[Begin Given data]

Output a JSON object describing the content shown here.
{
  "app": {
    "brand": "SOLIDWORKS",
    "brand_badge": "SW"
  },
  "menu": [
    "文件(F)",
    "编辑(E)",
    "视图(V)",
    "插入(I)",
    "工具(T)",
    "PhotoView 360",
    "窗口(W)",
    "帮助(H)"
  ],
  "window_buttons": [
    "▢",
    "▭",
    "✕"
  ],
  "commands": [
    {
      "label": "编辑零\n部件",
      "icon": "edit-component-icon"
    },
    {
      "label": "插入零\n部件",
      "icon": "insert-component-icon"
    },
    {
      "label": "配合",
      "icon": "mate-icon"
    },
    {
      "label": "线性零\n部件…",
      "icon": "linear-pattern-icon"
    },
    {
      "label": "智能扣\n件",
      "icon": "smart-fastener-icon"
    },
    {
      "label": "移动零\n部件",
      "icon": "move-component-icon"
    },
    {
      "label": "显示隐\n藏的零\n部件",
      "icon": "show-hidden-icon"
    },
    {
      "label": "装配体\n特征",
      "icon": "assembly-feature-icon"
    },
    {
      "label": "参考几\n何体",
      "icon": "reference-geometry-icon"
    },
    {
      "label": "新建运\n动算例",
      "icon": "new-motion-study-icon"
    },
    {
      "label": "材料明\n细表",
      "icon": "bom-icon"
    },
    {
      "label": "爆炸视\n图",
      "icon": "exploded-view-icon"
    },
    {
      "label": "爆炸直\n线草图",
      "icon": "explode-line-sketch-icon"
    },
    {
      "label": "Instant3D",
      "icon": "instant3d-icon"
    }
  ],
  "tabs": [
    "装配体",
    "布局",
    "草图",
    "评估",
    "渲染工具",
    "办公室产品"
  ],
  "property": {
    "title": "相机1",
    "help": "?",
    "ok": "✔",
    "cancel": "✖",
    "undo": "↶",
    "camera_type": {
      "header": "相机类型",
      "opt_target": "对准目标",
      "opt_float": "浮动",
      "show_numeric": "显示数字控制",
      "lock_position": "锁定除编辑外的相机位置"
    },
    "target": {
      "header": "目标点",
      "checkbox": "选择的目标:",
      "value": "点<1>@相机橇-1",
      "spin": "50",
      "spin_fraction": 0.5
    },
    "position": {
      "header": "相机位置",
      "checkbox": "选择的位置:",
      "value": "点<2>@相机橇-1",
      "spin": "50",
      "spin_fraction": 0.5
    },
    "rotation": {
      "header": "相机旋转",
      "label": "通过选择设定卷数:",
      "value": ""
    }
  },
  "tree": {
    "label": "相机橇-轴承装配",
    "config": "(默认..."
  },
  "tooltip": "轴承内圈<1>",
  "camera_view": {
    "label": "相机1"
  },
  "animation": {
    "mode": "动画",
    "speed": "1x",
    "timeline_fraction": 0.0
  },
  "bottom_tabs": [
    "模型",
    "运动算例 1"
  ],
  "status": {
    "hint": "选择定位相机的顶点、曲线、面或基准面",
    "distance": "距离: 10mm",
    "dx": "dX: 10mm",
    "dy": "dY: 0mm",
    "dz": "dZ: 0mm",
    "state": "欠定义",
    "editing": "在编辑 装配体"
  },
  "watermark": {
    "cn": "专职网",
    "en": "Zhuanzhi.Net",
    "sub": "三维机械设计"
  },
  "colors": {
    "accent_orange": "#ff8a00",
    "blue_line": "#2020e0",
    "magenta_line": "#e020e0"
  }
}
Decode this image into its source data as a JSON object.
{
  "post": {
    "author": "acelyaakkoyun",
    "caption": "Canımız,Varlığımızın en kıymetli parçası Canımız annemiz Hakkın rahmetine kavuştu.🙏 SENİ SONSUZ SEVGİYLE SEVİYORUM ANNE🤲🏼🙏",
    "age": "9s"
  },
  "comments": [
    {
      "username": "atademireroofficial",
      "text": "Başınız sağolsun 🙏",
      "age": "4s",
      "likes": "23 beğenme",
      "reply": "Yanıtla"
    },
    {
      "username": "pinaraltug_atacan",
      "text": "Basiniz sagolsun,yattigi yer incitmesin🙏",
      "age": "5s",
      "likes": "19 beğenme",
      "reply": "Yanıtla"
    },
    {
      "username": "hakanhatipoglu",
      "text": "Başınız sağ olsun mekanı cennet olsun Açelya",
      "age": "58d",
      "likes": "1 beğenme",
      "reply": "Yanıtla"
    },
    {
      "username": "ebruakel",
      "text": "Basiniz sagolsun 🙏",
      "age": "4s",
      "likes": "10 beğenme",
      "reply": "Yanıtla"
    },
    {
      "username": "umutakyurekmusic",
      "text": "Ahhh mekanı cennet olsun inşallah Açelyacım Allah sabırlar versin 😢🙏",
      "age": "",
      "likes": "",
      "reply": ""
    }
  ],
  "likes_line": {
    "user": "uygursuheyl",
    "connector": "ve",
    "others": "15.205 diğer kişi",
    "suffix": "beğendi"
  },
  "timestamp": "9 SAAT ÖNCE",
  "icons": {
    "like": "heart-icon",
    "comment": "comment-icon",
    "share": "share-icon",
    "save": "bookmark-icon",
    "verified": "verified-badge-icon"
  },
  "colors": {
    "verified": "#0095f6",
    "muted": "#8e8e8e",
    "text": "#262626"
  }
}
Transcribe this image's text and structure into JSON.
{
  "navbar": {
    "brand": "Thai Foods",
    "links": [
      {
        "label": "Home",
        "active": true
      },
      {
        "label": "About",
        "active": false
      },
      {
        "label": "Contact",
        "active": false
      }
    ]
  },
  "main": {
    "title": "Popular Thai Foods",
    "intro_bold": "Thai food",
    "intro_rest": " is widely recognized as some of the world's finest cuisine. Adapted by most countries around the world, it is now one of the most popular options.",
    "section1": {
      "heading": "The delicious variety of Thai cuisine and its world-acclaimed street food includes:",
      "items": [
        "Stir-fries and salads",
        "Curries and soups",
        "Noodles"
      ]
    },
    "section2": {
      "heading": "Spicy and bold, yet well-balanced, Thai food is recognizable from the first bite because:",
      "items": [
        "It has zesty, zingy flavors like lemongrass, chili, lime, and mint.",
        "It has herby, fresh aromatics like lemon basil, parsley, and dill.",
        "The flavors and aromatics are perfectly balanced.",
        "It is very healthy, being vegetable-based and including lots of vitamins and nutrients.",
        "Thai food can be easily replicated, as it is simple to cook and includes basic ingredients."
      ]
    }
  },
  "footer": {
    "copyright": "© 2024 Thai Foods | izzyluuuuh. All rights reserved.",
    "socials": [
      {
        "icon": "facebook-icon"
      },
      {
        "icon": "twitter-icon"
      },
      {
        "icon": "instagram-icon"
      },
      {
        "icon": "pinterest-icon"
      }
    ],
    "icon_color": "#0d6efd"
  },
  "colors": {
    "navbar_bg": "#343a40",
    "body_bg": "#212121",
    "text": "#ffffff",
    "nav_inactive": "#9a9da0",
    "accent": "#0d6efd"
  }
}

[End Given data]

→ **Set problem**: Repeat the material above exactly.

→ **Task response**:
Output a JSON object describing the content shown here.
{
  "app": {
    "brand": "SOLIDWORKS",
    "brand_badge": "SW"
  },
  "menu": [
    "文件(F)",
    "编辑(E)",
    "视图(V)",
    "插入(I)",
    "工具(T)",
    "PhotoView 360",
    "窗口(W)",
    "帮助(H)"
  ],
  "window_buttons": [
    "▢",
    "▭",
    "✕"
  ],
  "commands": [
    {
      "label": "编辑零\n部件",
      "icon": "edit-component-icon"
    },
    {
      "label": "插入零\n部件",
      "icon": "insert-component-icon"
    },
    {
      "label": "配合",
      "icon": "mate-icon"
    },
    {
      "label": "线性零\n部件…",
      "icon": "linear-pattern-icon"
    },
    {
      "label": "智能扣\n件",
      "icon": "smart-fastener-icon"
    },
    {
      "label": "移动零\n部件",
      "icon": "move-component-icon"
    },
    {
      "label": "显示隐\n藏的零\n部件",
      "icon": "show-hidden-icon"
    },
    {
      "label": "装配体\n特征",
      "icon": "assembly-feature-icon"
    },
    {
      "label": "参考几\n何体",
      "icon": "reference-geometry-icon"
    },
    {
      "label": "新建运\n动算例",
      "icon": "new-motion-study-icon"
    },
    {
      "label": "材料明\n细表",
      "icon": "bom-icon"
    },
    {
      "label": "爆炸视\n图",
      "icon": "exploded-view-icon"
    },
    {
      "label": "爆炸直\n线草图",
      "icon": "explode-line-sketch-icon"
    },
    {
      "label": "Instant3D",
      "icon": "instant3d-icon"
    }
  ],
  "tabs": [
    "装配体",
    "布局",
    "草图",
    "评估",
    "渲染工具",
    "办公室产品"
  ],
  "property": {
    "title": "相机1",
    "help": "?",
    "ok": "✔",
    "cancel": "✖",
    "undo": "↶",
    "camera_type": {
      "header": "相机类型",
      "opt_target": "对准目标",
      "opt_float": "浮动",
      "show_numeric": "显示数字控制",
      "lock_position": "锁定除编辑外的相机位置"
    },
    "target": {
      "header": "目标点",
      "checkbox": "选择的目标:",
      "value": "点<1>@相机橇-1",
      "spin": "50",
      "spin_fraction": 0.5
    },
    "position": {
      "header": "相机位置",
      "checkbox": "选择的位置:",
      "value": "点<2>@相机橇-1",
      "spin": "50",
      "spin_fraction": 0.5
    },
    "rotation": {
      "header": "相机旋转",
      "label": "通过选择设定卷数:",
      "value": ""
    }
  },
  "tree": {
    "label": "相机橇-轴承装配",
    "config": "(默认..."
  },
  "tooltip": "轴承内圈<1>",
  "camera_view": {
    "label": "相机1"
  },
  "animation": {
    "mode": "动画",
    "speed": "1x",
    "timeline_fraction": 0.0
  },
  "bottom_tabs": [
    "模型",
    "运动算例 1"
  ],
  "status": {
    "hint": "选择定位相机的顶点、曲线、面或基准面",
    "distance": "距离: 10mm",
    "dx": "dX: 10mm",
    "dy": "dY: 0mm",
    "dz": "dZ: 0mm",
    "state": "欠定义",
    "editing": "在编辑 装配体"
  },
  "watermark": {
    "cn": "专职网",
    "en": "Zhuanzhi.Net",
    "sub": "三维机械设计"
  },
  "colors": {
    "accent_orange": "#ff8a00",
    "blue_line": "#2020e0",
    "magenta_line": "#e020e0"
  }
}
Decode this image into its source data as a JSON object.
{
  "post": {
    "author": "acelyaakkoyun",
    "caption": "Canımız,Varlığımızın en kıymetli parçası Canımız annemiz Hakkın rahmetine kavuştu.🙏 SENİ SONSUZ SEVGİYLE SEVİYORUM ANNE🤲🏼🙏",
    "age": "9s"
  },
  "comments": [
    {
      "username": "atademireroofficial",
      "text": "Başınız sağolsun 🙏",
      "age": "4s",
      "likes": "23 beğenme",
      "reply": "Yanıtla"
    },
    {
      "username": "pinaraltug_atacan",
      "text": "Basiniz sagolsun,yattigi yer incitmesin🙏",
      "age": "5s",
      "likes": "19 beğenme",
      "reply": "Yanıtla"
    },
    {
      "username": "hakanhatipoglu",
      "text": "Başınız sağ olsun mekanı cennet olsun Açelya",
      "age": "58d",
      "likes": "1 beğenme",
      "reply": "Yanıtla"
    },
    {
      "username": "ebruakel",
      "text": "Basiniz sagolsun 🙏",
      "age": "4s",
      "likes": "10 beğenme",
      "reply": "Yanıtla"
    },
    {
      "username": "umutakyurekmusic",
      "text": "Ahhh mekanı cennet olsun inşallah Açelyacım Allah sabırlar versin 😢🙏",
      "age": "",
      "likes": "",
      "reply": ""
    }
  ],
  "likes_line": {
    "user": "uygursuheyl",
    "connector": "ve",
    "others": "15.205 diğer kişi",
    "suffix": "beğendi"
  },
  "timestamp": "9 SAAT ÖNCE",
  "icons": {
    "like": "heart-icon",
    "comment": "comment-icon",
    "share": "share-icon",
    "save": "bookmark-icon",
    "verified": "verified-badge-icon"
  },
  "colors": {
    "verified": "#0095f6",
    "muted": "#8e8e8e",
    "text": "#262626"
  }
}
Transcribe this image's text and structure into JSON.
{
  "navbar": {
    "brand": "Thai Foods",
    "links": [
      {
        "label": "Home",
        "active": true
      },
      {
        "label": "About",
        "active": false
      },
      {
        "label": "Contact",
        "active": false
      }
    ]
  },
  "main": {
    "title": "Popular Thai Foods",
    "intro_bold": "Thai food",
    "intro_rest": " is widely recognized as some of the world's finest cuisine. Adapted by most countries around the world, it is now one of the most popular options.",
    "section1": {
      "heading": "The delicious variety of Thai cuisine and its world-acclaimed street food includes:",
      "items": [
        "Stir-fries and salads",
        "Curries and soups",
        "Noodles"
      ]
    },
    "section2": {
      "heading": "Spicy and bold, yet well-balanced, Thai food is recognizable from the first bite because:",
      "items": [
        "It has zesty, zingy flavors like lemongrass, chili, lime, and mint.",
        "It has herby, fresh aromatics like lemon basil, parsley, and dill.",
        "The flavors and aromatics are perfectly balanced.",
        "It is very healthy, being vegetable-based and including lots of vitamins and nutrients.",
        "Thai food can be easily replicated, as it is simple to cook and includes basic ingredients."
      ]
    }
  },
  "footer": {
    "copyright": "© 2024 Thai Foods | izzyluuuuh. All rights reserved.",
    "socials": [
      {
        "icon": "facebook-icon"
      },
      {
        "icon": "twitter-icon"
      },
      {
        "icon": "instagram-icon"
      },
      {
        "icon": "pinterest-icon"
      }
    ],
    "icon_color": "#0d6efd"
  },
  "colors": {
    "navbar_bg": "#343a40",
    "body_bg": "#212121",
    "text": "#ffffff",
    "nav_inactive": "#9a9da0",
    "accent": "#0d6efd"
  }
}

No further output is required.